### WRITTEN PROBLEM
List all lines of the data containing the word "background".

__________________________________________________

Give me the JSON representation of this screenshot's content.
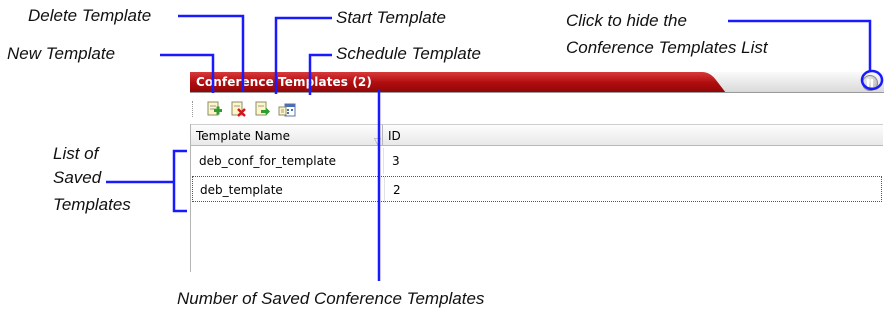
{
  "callouts": {
    "delete_template": "Delete Template",
    "start_template": "Start Template",
    "new_template": "New Template",
    "schedule_template": "Schedule Template",
    "hide_list_line1": "Click to hide the",
    "hide_list_line2": "Conference Templates List",
    "saved_list_line1": "List of",
    "saved_list_line2": "Saved",
    "saved_list_line3": "Templates",
    "count_caption": "Number of Saved Conference Templates"
  },
  "panel": {
    "title": "Conference Templates (2)",
    "titlebar_color": "#b10d10",
    "callout_line_color": "#1a1aff"
  },
  "toolbar": {
    "buttons": [
      {
        "icon": "new-template-icon"
      },
      {
        "icon": "delete-template-icon"
      },
      {
        "icon": "start-template-icon"
      },
      {
        "icon": "schedule-template-icon"
      }
    ]
  },
  "table": {
    "columns": [
      "Template Name",
      "ID"
    ],
    "rows": [
      {
        "name": "deb_conf_for_template",
        "id": "3"
      },
      {
        "name": "deb_template",
        "id": "2"
      }
    ]
  }
}
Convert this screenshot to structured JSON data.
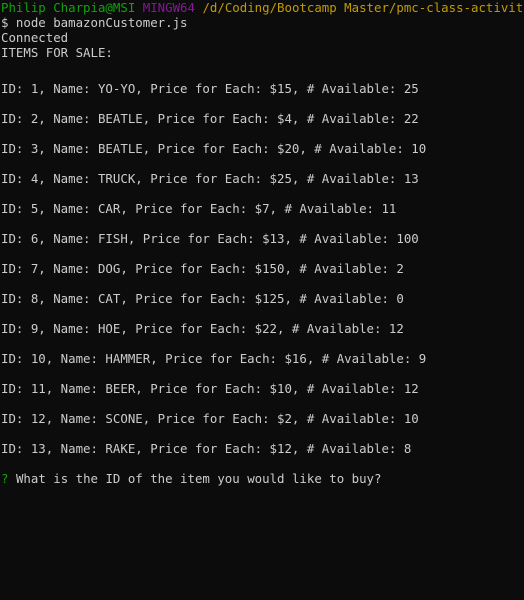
{
  "prompt_header": {
    "user": "Philip Charpia@MSI",
    "env": "MINGW64",
    "path": "/d/Coding/Bootcamp Master/pmc-class-activities"
  },
  "command": "$ node bamazonCustomer.js",
  "status": "Connected",
  "heading": "ITEMS FOR SALE:",
  "items": [
    "ID: 1, Name: YO-YO, Price for Each: $15, # Available: 25",
    "ID: 2, Name: BEATLE, Price for Each: $4, # Available: 22",
    "ID: 3, Name: BEATLE, Price for Each: $20, # Available: 10",
    "ID: 4, Name: TRUCK, Price for Each: $25, # Available: 13",
    "ID: 5, Name: CAR, Price for Each: $7, # Available: 11",
    "ID: 6, Name: FISH, Price for Each: $13, # Available: 100",
    "ID: 7, Name: DOG, Price for Each: $150, # Available: 2",
    "ID: 8, Name: CAT, Price for Each: $125, # Available: 0",
    "ID: 9, Name: HOE, Price for Each: $22, # Available: 12",
    "ID: 10, Name: HAMMER, Price for Each: $16, # Available: 9",
    "ID: 11, Name: BEER, Price for Each: $10, # Available: 12",
    "ID: 12, Name: SCONE, Price for Each: $2, # Available: 10",
    "ID: 13, Name: RAKE, Price for Each: $12, # Available: 8"
  ],
  "question": {
    "marker": "?",
    "text": "What is the ID of the item you would like to buy?"
  },
  "colors": {
    "background": "#0c0c0c",
    "text": "#cccccc",
    "user": "#13a10e",
    "env": "#881798",
    "path": "#c19c00"
  }
}
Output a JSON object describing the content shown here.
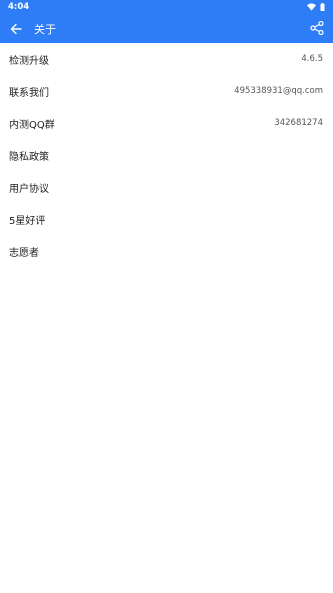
{
  "status": {
    "time": "4:04"
  },
  "appbar": {
    "title": "关于"
  },
  "items": [
    {
      "label": "检测升级",
      "value": "4.6.5"
    },
    {
      "label": "联系我们",
      "value": "495338931@qq.com"
    },
    {
      "label": "内测QQ群",
      "value": "342681274"
    },
    {
      "label": "隐私政策",
      "value": ""
    },
    {
      "label": "用户协议",
      "value": ""
    },
    {
      "label": "5星好评",
      "value": ""
    },
    {
      "label": "志愿者",
      "value": ""
    }
  ],
  "colors": {
    "primary": "#2f7df6"
  }
}
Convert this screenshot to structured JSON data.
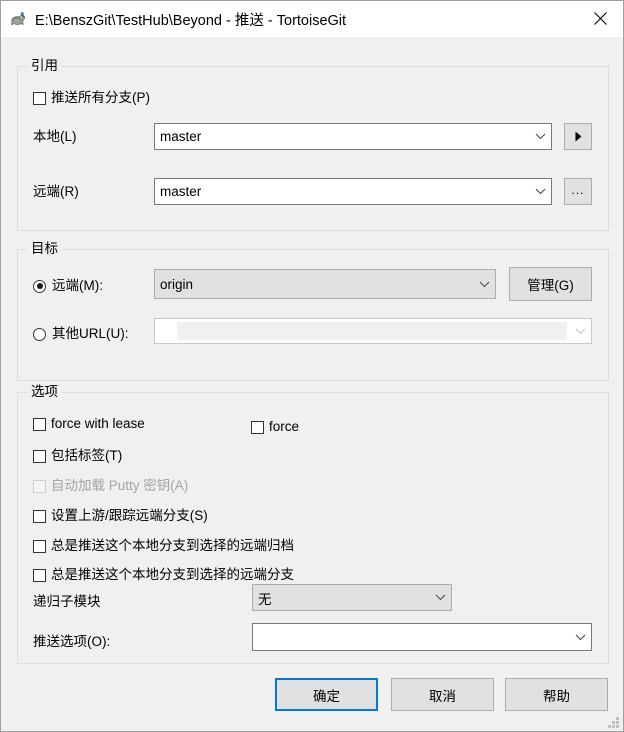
{
  "window": {
    "title": "E:\\BenszGit\\TestHub\\Beyond - 推送 - TortoiseGit",
    "icon": "tortoisegit-turtle-icon",
    "close_label": "✕"
  },
  "ref_group": {
    "legend": "引用",
    "push_all_branches": {
      "label": "推送所有分支(P)",
      "checked": false
    },
    "local": {
      "label": "本地(L)",
      "value": "master"
    },
    "remote": {
      "label": "远端(R)",
      "value": "master"
    },
    "local_arrow_button": "▶",
    "remote_browse_button": "..."
  },
  "dest_group": {
    "legend": "目标",
    "remote_radio": {
      "label": "远端(M):",
      "selected": true,
      "value": "origin"
    },
    "url_radio": {
      "label": "其他URL(U):",
      "selected": false,
      "value": ""
    },
    "manage_button": "管理(G)"
  },
  "options_group": {
    "legend": "选项",
    "force_with_lease": {
      "label": "force with lease",
      "checked": false,
      "disabled": false
    },
    "force": {
      "label": "force",
      "checked": false,
      "disabled": false
    },
    "include_tags": {
      "label": "包括标签(T)",
      "checked": false,
      "disabled": false
    },
    "autoload_putty_key": {
      "label": "自动加载 Putty 密钥(A)",
      "checked": false,
      "disabled": true
    },
    "set_upstream": {
      "label": "设置上游/跟踪远端分支(S)",
      "checked": false,
      "disabled": false
    },
    "always_push_to_remote_archive": {
      "label": "总是推送这个本地分支到选择的远端归档",
      "checked": false,
      "disabled": false
    },
    "always_push_to_remote_branch": {
      "label": "总是推送这个本地分支到选择的远端分支",
      "checked": false,
      "disabled": false
    },
    "recurse_submodules": {
      "label": "递归子模块",
      "value": "无"
    },
    "push_options": {
      "label": "推送选项(O):",
      "value": ""
    }
  },
  "buttons": {
    "ok": "确定",
    "cancel": "取消",
    "help": "帮助"
  },
  "colors": {
    "accent": "#0078d7",
    "dialog_bg": "#f0f0f0",
    "titlebar_bg": "#ffffff",
    "disabled_text": "#a3a3a3"
  }
}
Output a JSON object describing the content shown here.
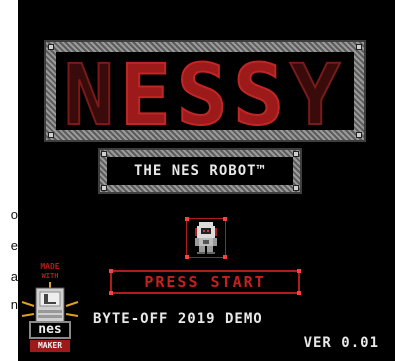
{
  "page_edge_letters": [
    "o",
    "e",
    "a",
    "n"
  ],
  "logo": {
    "title": "NESSY",
    "title_dim_prefix": "N",
    "title_highlight": "ESS",
    "title_dim_suffix": "Y"
  },
  "subtitle": {
    "text": "THE NES ROBOT™"
  },
  "menu": {
    "press_start": "PRESS START"
  },
  "footer": {
    "demo_label": "BYTE-OFF 2019 DEMO",
    "version": "VER 0.01"
  },
  "badge": {
    "line1": "MADE",
    "line2": "WITH",
    "brand": "nes",
    "line3": "MAKER"
  },
  "colors": {
    "background": "#000000",
    "accent_red": "#b01c1c",
    "text": "#e8e8e8",
    "frame_metal": "#8c8c8c"
  },
  "icons": {
    "robot": "robot-sprite-icon",
    "cartridge": "nes-cartridge-icon"
  }
}
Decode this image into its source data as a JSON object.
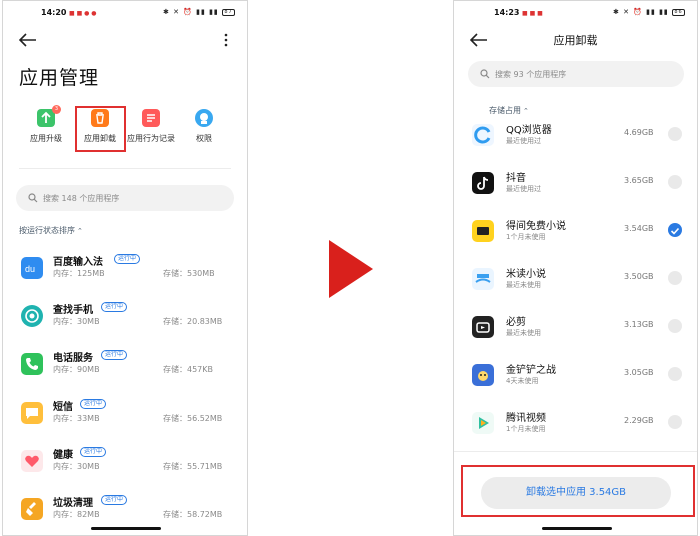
{
  "left_screen": {
    "status_bar": {
      "time": "14:20",
      "battery": "87"
    },
    "title": "应用管理",
    "tools": [
      {
        "label": "应用升级",
        "icon": "upgrade-icon",
        "color": "#3cc46a",
        "badge": "3"
      },
      {
        "label": "应用卸载",
        "icon": "trash-icon",
        "color": "#ff7a1a"
      },
      {
        "label": "应用行为记录",
        "icon": "record-icon",
        "color": "#ff5a5a"
      },
      {
        "label": "权限",
        "icon": "permission-icon",
        "color": "#39a8f0"
      }
    ],
    "search_placeholder": "搜索 148 个应用程序",
    "sort_label": "按运行状态排序",
    "apps": [
      {
        "name": "百度输入法",
        "status": "运行中",
        "memory": "内存：125MB",
        "storage": "存储：530MB",
        "icon": "baidu-input-icon",
        "color": "#2f8cf0"
      },
      {
        "name": "查找手机",
        "status": "运行中",
        "memory": "内存：30MB",
        "storage": "存储：20.83MB",
        "icon": "find-phone-icon",
        "color": "#1fb3b0"
      },
      {
        "name": "电话服务",
        "status": "运行中",
        "memory": "内存：90MB",
        "storage": "存储：457KB",
        "icon": "phone-icon",
        "color": "#2fc25b"
      },
      {
        "name": "短信",
        "status": "运行中",
        "memory": "内存：33MB",
        "storage": "存储：56.52MB",
        "icon": "sms-icon",
        "color": "#ffbf3c"
      },
      {
        "name": "健康",
        "status": "运行中",
        "memory": "内存：30MB",
        "storage": "存储：55.71MB",
        "icon": "health-icon",
        "color": "#ff5a6a"
      },
      {
        "name": "垃圾清理",
        "status": "运行中",
        "memory": "内存：82MB",
        "storage": "存储：58.72MB",
        "icon": "cleaner-icon",
        "color": "#f5a623"
      }
    ]
  },
  "right_screen": {
    "status_bar": {
      "time": "14:23",
      "battery": "86"
    },
    "title": "应用卸载",
    "search_placeholder": "搜索 93 个应用程序",
    "sort_label": "存储占用",
    "apps": [
      {
        "name": "QQ浏览器",
        "sub": "最近使用过",
        "size": "4.69GB",
        "checked": false,
        "icon": "qq-browser-icon",
        "color": "#2f9cf0"
      },
      {
        "name": "抖音",
        "sub": "最近使用过",
        "size": "3.65GB",
        "checked": false,
        "icon": "douyin-icon",
        "color": "#111111"
      },
      {
        "name": "得间免费小说",
        "sub": "1个月未使用",
        "size": "3.54GB",
        "checked": true,
        "icon": "dejian-novel-icon",
        "color": "#ffd21e"
      },
      {
        "name": "米读小说",
        "sub": "最近未使用",
        "size": "3.50GB",
        "checked": false,
        "icon": "midu-novel-icon",
        "color": "#3aa0f0"
      },
      {
        "name": "必剪",
        "sub": "最近未使用",
        "size": "3.13GB",
        "checked": false,
        "icon": "bijian-icon",
        "color": "#222222"
      },
      {
        "name": "金铲铲之战",
        "sub": "4天未使用",
        "size": "3.05GB",
        "checked": false,
        "icon": "golden-spatula-icon",
        "color": "#3a6fd8"
      },
      {
        "name": "腾讯视频",
        "sub": "1个月未使用",
        "size": "2.29GB",
        "checked": false,
        "icon": "tencent-video-icon",
        "color": "#2fc0a0"
      }
    ],
    "uninstall_button": "卸载选中应用 3.54GB"
  },
  "colors": {
    "accent": "#2a7ae2",
    "highlight_red": "#e03030",
    "arrow_red": "#d9201c"
  }
}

__________________________________________________

### WRITTEN REPLY
    "background": "#0c0c0c",
    "background": "#000000",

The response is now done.